YOUR OBJECTIVE >>
Copy the passage on survey participants from "Both studies found" through "dimension of agreeableness.", substituting "conscientiousness" for "agreeableness".

CCLBS also examined additional demographics characteristics and found that workers recruited later in the day were more likely to complete the survey using cellphones and to be of an Asian American ancestry. Moreover, they found that participants were more likely to be Asian on Wednesdays, and more likely to have a full-time job on Sundays, and that single participants were more likely to complete the survey later in the day.

Finally, AKR examined a range of incentivized economic behaviors: various measures of prosociality (Prisoner’s Dilemma, Dictator Game, a charitable giving decision, and an honesty task where participants could lie to earn more money), third party punishment, and intertemporal choice. They found no significant day or time differences in behavior, except that participants late at night donated more money to charity (and took longer to complete the study). They also found that that participants on the weekends failed comprehension questions more often.

Early responders are different from late responders.

Both studies found that workers who participated earlier in the data collection process were substantially more experienced, and tended to score higher on the big-5 personality dimension of agreeableness.

DATASET CONTENT >>
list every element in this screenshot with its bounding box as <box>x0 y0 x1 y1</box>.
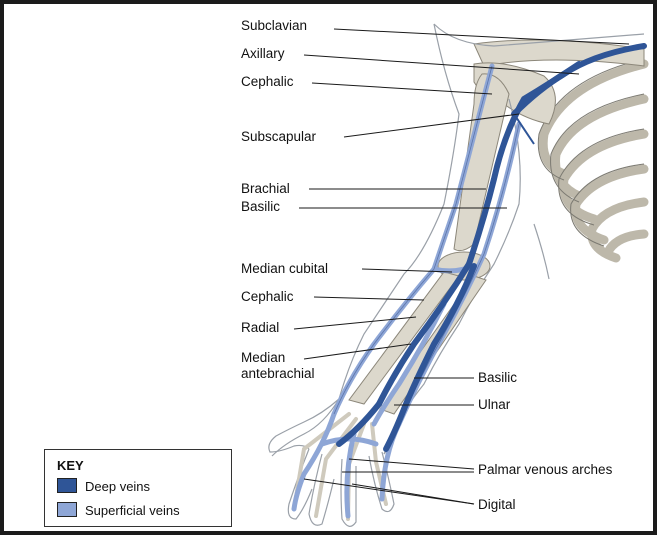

RESULT OF THE EXERCISE >>
Both studies found that workers who participated earlier in the data collection process were substantially more experienced, and tended to score higher on the big-5 personality dimension of conscientiousness.